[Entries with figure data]
☆ ☆ ☆ ☆
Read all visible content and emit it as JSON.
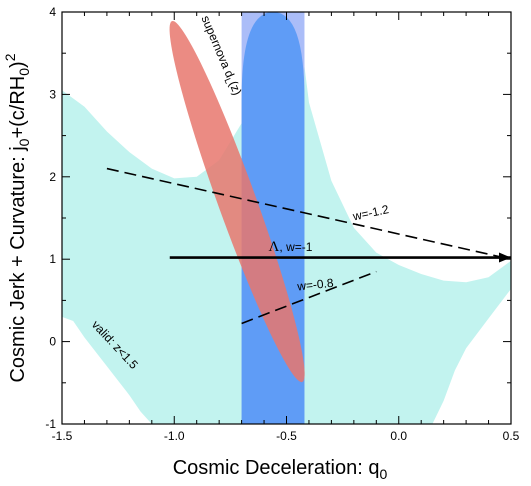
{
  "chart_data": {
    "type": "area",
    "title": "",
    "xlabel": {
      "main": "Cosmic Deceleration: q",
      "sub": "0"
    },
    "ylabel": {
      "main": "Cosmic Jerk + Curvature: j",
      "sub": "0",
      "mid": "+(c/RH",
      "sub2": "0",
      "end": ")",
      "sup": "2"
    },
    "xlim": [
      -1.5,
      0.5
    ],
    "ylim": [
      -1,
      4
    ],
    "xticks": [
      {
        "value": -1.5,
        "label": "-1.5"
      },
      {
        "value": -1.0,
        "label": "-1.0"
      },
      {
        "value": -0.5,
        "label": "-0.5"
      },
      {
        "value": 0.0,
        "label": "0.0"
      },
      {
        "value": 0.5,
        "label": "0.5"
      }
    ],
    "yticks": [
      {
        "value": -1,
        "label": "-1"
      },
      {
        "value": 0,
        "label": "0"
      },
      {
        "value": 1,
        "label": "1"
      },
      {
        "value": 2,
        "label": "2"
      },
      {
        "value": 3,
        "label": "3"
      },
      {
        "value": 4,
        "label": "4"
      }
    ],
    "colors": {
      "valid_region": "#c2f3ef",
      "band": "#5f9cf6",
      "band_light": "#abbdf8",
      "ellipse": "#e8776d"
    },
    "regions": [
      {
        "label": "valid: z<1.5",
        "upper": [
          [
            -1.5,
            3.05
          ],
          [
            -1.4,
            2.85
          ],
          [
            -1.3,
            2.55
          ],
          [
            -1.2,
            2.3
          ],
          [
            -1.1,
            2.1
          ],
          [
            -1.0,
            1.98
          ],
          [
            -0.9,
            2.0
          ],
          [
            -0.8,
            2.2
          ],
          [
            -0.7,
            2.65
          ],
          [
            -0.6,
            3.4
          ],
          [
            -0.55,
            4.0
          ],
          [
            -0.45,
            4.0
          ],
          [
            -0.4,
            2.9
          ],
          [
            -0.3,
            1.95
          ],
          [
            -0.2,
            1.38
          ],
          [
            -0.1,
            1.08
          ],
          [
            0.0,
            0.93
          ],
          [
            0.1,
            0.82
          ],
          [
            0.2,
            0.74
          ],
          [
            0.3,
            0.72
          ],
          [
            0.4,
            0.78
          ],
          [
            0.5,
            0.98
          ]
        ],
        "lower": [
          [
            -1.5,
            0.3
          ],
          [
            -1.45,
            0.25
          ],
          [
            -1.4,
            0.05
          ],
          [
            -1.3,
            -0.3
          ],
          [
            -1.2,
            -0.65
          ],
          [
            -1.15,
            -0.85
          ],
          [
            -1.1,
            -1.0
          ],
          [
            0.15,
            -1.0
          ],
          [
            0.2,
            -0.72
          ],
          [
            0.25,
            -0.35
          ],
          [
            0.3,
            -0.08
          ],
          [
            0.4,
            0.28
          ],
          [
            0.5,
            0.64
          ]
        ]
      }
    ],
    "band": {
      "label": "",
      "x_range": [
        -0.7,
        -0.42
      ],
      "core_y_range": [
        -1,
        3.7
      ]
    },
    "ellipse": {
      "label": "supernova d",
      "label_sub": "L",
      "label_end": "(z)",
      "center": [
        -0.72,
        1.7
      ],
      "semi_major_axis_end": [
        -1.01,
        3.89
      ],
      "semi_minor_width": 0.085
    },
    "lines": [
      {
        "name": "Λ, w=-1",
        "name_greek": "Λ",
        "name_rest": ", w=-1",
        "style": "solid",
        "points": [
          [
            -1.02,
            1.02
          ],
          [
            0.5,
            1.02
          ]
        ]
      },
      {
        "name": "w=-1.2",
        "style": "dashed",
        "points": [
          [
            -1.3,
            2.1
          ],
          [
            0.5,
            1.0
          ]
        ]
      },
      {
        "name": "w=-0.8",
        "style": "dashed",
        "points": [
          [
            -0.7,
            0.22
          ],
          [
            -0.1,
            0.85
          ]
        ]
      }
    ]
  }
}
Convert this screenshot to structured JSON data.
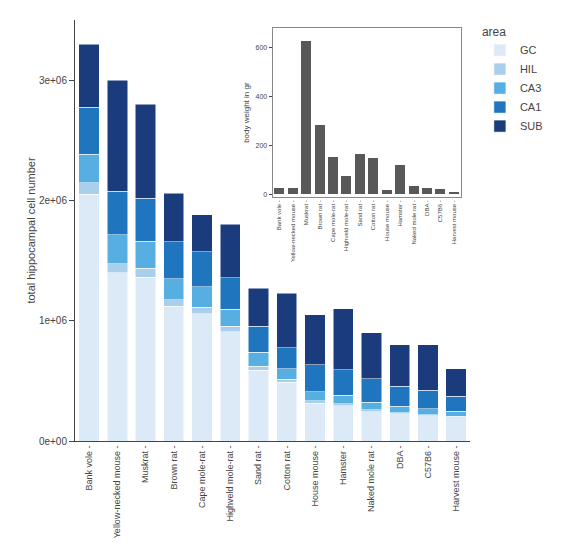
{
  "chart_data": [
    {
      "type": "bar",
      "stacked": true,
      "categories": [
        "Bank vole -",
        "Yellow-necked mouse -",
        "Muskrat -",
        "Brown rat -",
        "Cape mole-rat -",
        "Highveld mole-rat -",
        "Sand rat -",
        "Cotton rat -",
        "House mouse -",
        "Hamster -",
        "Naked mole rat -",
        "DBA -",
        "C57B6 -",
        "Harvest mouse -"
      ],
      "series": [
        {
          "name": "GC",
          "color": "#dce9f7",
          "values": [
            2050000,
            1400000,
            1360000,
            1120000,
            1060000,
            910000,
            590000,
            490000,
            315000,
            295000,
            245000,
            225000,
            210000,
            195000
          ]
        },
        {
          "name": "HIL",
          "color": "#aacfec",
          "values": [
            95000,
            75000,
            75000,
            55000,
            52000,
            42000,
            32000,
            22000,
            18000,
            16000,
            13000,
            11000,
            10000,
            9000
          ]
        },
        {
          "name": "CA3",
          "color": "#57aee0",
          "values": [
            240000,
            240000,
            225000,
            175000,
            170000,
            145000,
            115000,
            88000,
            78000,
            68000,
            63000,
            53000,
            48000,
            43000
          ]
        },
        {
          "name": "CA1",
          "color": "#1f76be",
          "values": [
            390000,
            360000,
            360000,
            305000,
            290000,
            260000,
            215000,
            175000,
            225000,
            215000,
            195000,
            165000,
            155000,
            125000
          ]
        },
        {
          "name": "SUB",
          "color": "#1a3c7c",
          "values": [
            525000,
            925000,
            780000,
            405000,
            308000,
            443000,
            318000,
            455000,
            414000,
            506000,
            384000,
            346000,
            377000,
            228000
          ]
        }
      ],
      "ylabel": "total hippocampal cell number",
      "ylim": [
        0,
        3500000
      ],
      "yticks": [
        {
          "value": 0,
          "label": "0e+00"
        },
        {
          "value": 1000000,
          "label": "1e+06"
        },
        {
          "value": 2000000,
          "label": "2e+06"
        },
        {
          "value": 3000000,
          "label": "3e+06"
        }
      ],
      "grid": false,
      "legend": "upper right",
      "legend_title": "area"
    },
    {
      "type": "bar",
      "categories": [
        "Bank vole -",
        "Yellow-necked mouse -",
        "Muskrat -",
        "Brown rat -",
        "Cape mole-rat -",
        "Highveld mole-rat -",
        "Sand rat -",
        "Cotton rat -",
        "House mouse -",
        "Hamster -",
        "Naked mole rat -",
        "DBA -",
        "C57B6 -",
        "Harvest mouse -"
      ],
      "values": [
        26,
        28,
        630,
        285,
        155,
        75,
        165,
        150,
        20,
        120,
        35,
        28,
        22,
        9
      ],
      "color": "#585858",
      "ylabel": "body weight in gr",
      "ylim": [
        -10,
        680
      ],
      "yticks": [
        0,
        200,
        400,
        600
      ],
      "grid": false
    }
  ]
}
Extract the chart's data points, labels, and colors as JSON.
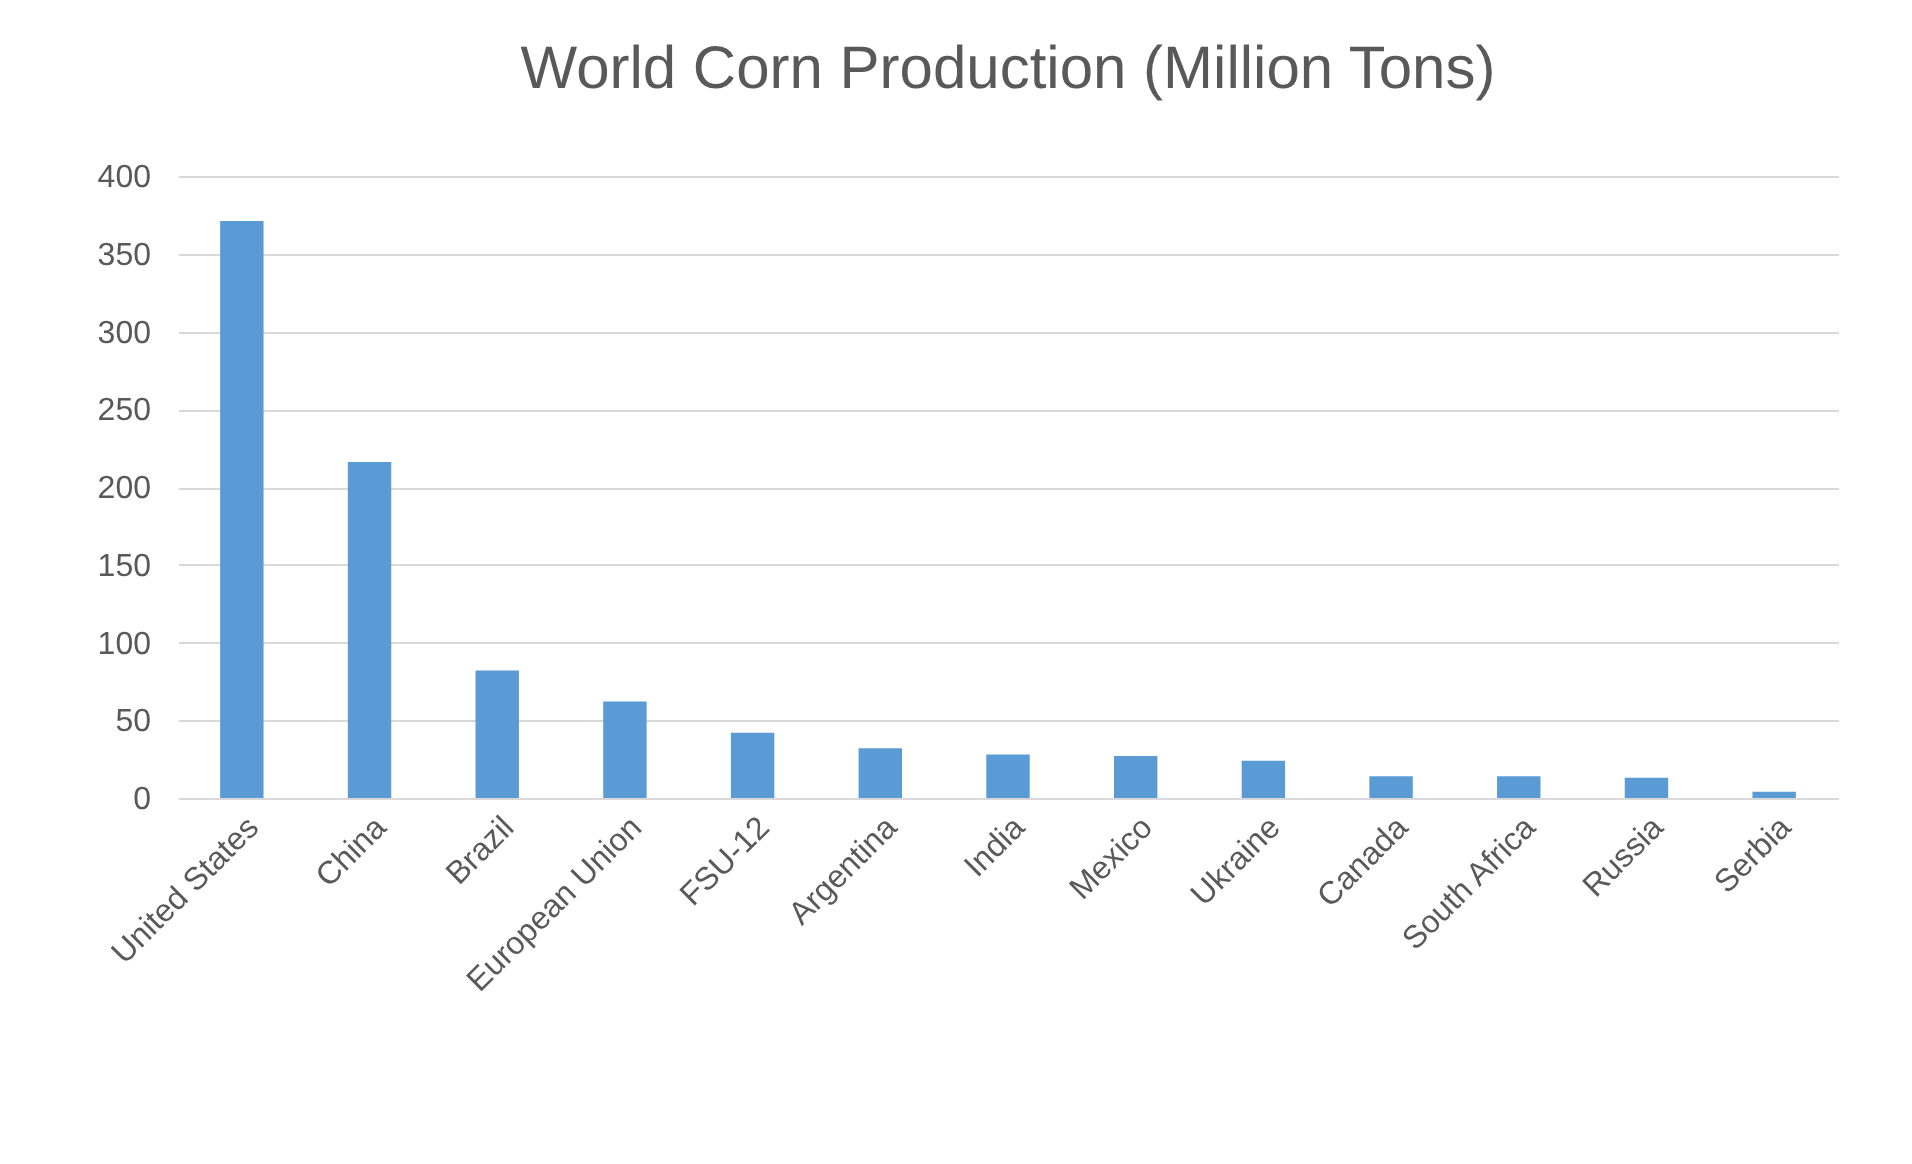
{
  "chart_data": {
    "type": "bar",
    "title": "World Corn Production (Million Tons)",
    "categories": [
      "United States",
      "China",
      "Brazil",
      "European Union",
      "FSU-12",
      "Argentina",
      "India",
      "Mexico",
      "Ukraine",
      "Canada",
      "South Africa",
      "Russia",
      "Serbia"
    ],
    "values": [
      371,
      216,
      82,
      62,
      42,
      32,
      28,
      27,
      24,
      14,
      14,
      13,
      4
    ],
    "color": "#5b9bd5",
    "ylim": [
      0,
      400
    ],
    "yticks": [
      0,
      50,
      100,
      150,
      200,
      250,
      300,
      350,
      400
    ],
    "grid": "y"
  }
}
☆ ☆ ☆ ☆
What you have to do: Write out the entries above verbatim; the pictures do not belong in your copy.

Result:
Read all visible content and emit it as JSON.
{
  "chart_data": {
    "type": "area",
    "title": "",
    "xlabel": {
      "main": "Cosmic Deceleration: q",
      "sub": "0"
    },
    "ylabel": {
      "main": "Cosmic Jerk + Curvature: j",
      "sub": "0",
      "mid": "+(c/RH",
      "sub2": "0",
      "end": ")",
      "sup": "2"
    },
    "xlim": [
      -1.5,
      0.5
    ],
    "ylim": [
      -1,
      4
    ],
    "xticks": [
      {
        "value": -1.5,
        "label": "-1.5"
      },
      {
        "value": -1.0,
        "label": "-1.0"
      },
      {
        "value": -0.5,
        "label": "-0.5"
      },
      {
        "value": 0.0,
        "label": "0.0"
      },
      {
        "value": 0.5,
        "label": "0.5"
      }
    ],
    "yticks": [
      {
        "value": -1,
        "label": "-1"
      },
      {
        "value": 0,
        "label": "0"
      },
      {
        "value": 1,
        "label": "1"
      },
      {
        "value": 2,
        "label": "2"
      },
      {
        "value": 3,
        "label": "3"
      },
      {
        "value": 4,
        "label": "4"
      }
    ],
    "colors": {
      "valid_region": "#c2f3ef",
      "band": "#5f9cf6",
      "band_light": "#abbdf8",
      "ellipse": "#e8776d"
    },
    "regions": [
      {
        "label": "valid: z<1.5",
        "upper": [
          [
            -1.5,
            3.05
          ],
          [
            -1.4,
            2.85
          ],
          [
            -1.3,
            2.55
          ],
          [
            -1.2,
            2.3
          ],
          [
            -1.1,
            2.1
          ],
          [
            -1.0,
            1.98
          ],
          [
            -0.9,
            2.0
          ],
          [
            -0.8,
            2.2
          ],
          [
            -0.7,
            2.65
          ],
          [
            -0.6,
            3.4
          ],
          [
            -0.55,
            4.0
          ],
          [
            -0.45,
            4.0
          ],
          [
            -0.4,
            2.9
          ],
          [
            -0.3,
            1.95
          ],
          [
            -0.2,
            1.38
          ],
          [
            -0.1,
            1.08
          ],
          [
            0.0,
            0.93
          ],
          [
            0.1,
            0.82
          ],
          [
            0.2,
            0.74
          ],
          [
            0.3,
            0.72
          ],
          [
            0.4,
            0.78
          ],
          [
            0.5,
            0.98
          ]
        ],
        "lower": [
          [
            -1.5,
            0.3
          ],
          [
            -1.45,
            0.25
          ],
          [
            -1.4,
            0.05
          ],
          [
            -1.3,
            -0.3
          ],
          [
            -1.2,
            -0.65
          ],
          [
            -1.15,
            -0.85
          ],
          [
            -1.1,
            -1.0
          ],
          [
            0.15,
            -1.0
          ],
          [
            0.2,
            -0.72
          ],
          [
            0.25,
            -0.35
          ],
          [
            0.3,
            -0.08
          ],
          [
            0.4,
            0.28
          ],
          [
            0.5,
            0.64
          ]
        ]
      }
    ],
    "band": {
      "label": "",
      "x_range": [
        -0.7,
        -0.42
      ],
      "core_y_range": [
        -1,
        3.7
      ]
    },
    "ellipse": {
      "label": "supernova d",
      "label_sub": "L",
      "label_end": "(z)",
      "center": [
        -0.72,
        1.7
      ],
      "semi_major_axis_end": [
        -1.01,
        3.89
      ],
      "semi_minor_width": 0.085
    },
    "lines": [
      {
        "name": "Λ, w=-1",
        "name_greek": "Λ",
        "name_rest": ", w=-1",
        "style": "solid",
        "points": [
          [
            -1.02,
            1.02
          ],
          [
            0.5,
            1.02
          ]
        ]
      },
      {
        "name": "w=-1.2",
        "style": "dashed",
        "points": [
          [
            -1.3,
            2.1
          ],
          [
            0.5,
            1.0
          ]
        ]
      },
      {
        "name": "w=-0.8",
        "style": "dashed",
        "points": [
          [
            -0.7,
            0.22
          ],
          [
            -0.1,
            0.85
          ]
        ]
      }
    ]
  }
}
Convert this screenshot to structured JSON data.
{
  "chart_data": [
    {
      "type": "bar",
      "stacked": true,
      "categories": [
        "Bank vole -",
        "Yellow-necked mouse -",
        "Muskrat -",
        "Brown rat -",
        "Cape mole-rat -",
        "Highveld mole-rat -",
        "Sand rat -",
        "Cotton rat -",
        "House mouse -",
        "Hamster -",
        "Naked mole rat -",
        "DBA -",
        "C57B6 -",
        "Harvest mouse -"
      ],
      "series": [
        {
          "name": "GC",
          "color": "#dce9f7",
          "values": [
            2050000,
            1400000,
            1360000,
            1120000,
            1060000,
            910000,
            590000,
            490000,
            315000,
            295000,
            245000,
            225000,
            210000,
            195000
          ]
        },
        {
          "name": "HIL",
          "color": "#aacfec",
          "values": [
            95000,
            75000,
            75000,
            55000,
            52000,
            42000,
            32000,
            22000,
            18000,
            16000,
            13000,
            11000,
            10000,
            9000
          ]
        },
        {
          "name": "CA3",
          "color": "#57aee0",
          "values": [
            240000,
            240000,
            225000,
            175000,
            170000,
            145000,
            115000,
            88000,
            78000,
            68000,
            63000,
            53000,
            48000,
            43000
          ]
        },
        {
          "name": "CA1",
          "color": "#1f76be",
          "values": [
            390000,
            360000,
            360000,
            305000,
            290000,
            260000,
            215000,
            175000,
            225000,
            215000,
            195000,
            165000,
            155000,
            125000
          ]
        },
        {
          "name": "SUB",
          "color": "#1a3c7c",
          "values": [
            525000,
            925000,
            780000,
            405000,
            308000,
            443000,
            318000,
            455000,
            414000,
            506000,
            384000,
            346000,
            377000,
            228000
          ]
        }
      ],
      "ylabel": "total hippocampal cell number",
      "ylim": [
        0,
        3500000
      ],
      "yticks": [
        {
          "value": 0,
          "label": "0e+00"
        },
        {
          "value": 1000000,
          "label": "1e+06"
        },
        {
          "value": 2000000,
          "label": "2e+06"
        },
        {
          "value": 3000000,
          "label": "3e+06"
        }
      ],
      "grid": false,
      "legend": "upper right",
      "legend_title": "area"
    },
    {
      "type": "bar",
      "categories": [
        "Bank vole -",
        "Yellow-necked mouse -",
        "Muskrat -",
        "Brown rat -",
        "Cape mole-rat -",
        "Highveld mole-rat -",
        "Sand rat -",
        "Cotton rat -",
        "House mouse -",
        "Hamster -",
        "Naked mole rat -",
        "DBA -",
        "C57B6 -",
        "Harvest mouse -"
      ],
      "values": [
        26,
        28,
        630,
        285,
        155,
        75,
        165,
        150,
        20,
        120,
        35,
        28,
        22,
        9
      ],
      "color": "#585858",
      "ylabel": "body weight in gr",
      "ylim": [
        -10,
        680
      ],
      "yticks": [
        0,
        200,
        400,
        600
      ],
      "grid": false
    }
  ]
}
Extract the chart's data points, labels, and colors as JSON.
{
  "chart_data": {
    "type": "bar",
    "title": "World Corn Production (Million Tons)",
    "categories": [
      "United States",
      "China",
      "Brazil",
      "European Union",
      "FSU-12",
      "Argentina",
      "India",
      "Mexico",
      "Ukraine",
      "Canada",
      "South Africa",
      "Russia",
      "Serbia"
    ],
    "values": [
      371,
      216,
      82,
      62,
      42,
      32,
      28,
      27,
      24,
      14,
      14,
      13,
      4
    ],
    "color": "#5b9bd5",
    "ylim": [
      0,
      400
    ],
    "yticks": [
      0,
      50,
      100,
      150,
      200,
      250,
      300,
      350,
      400
    ],
    "grid": "y"
  }
}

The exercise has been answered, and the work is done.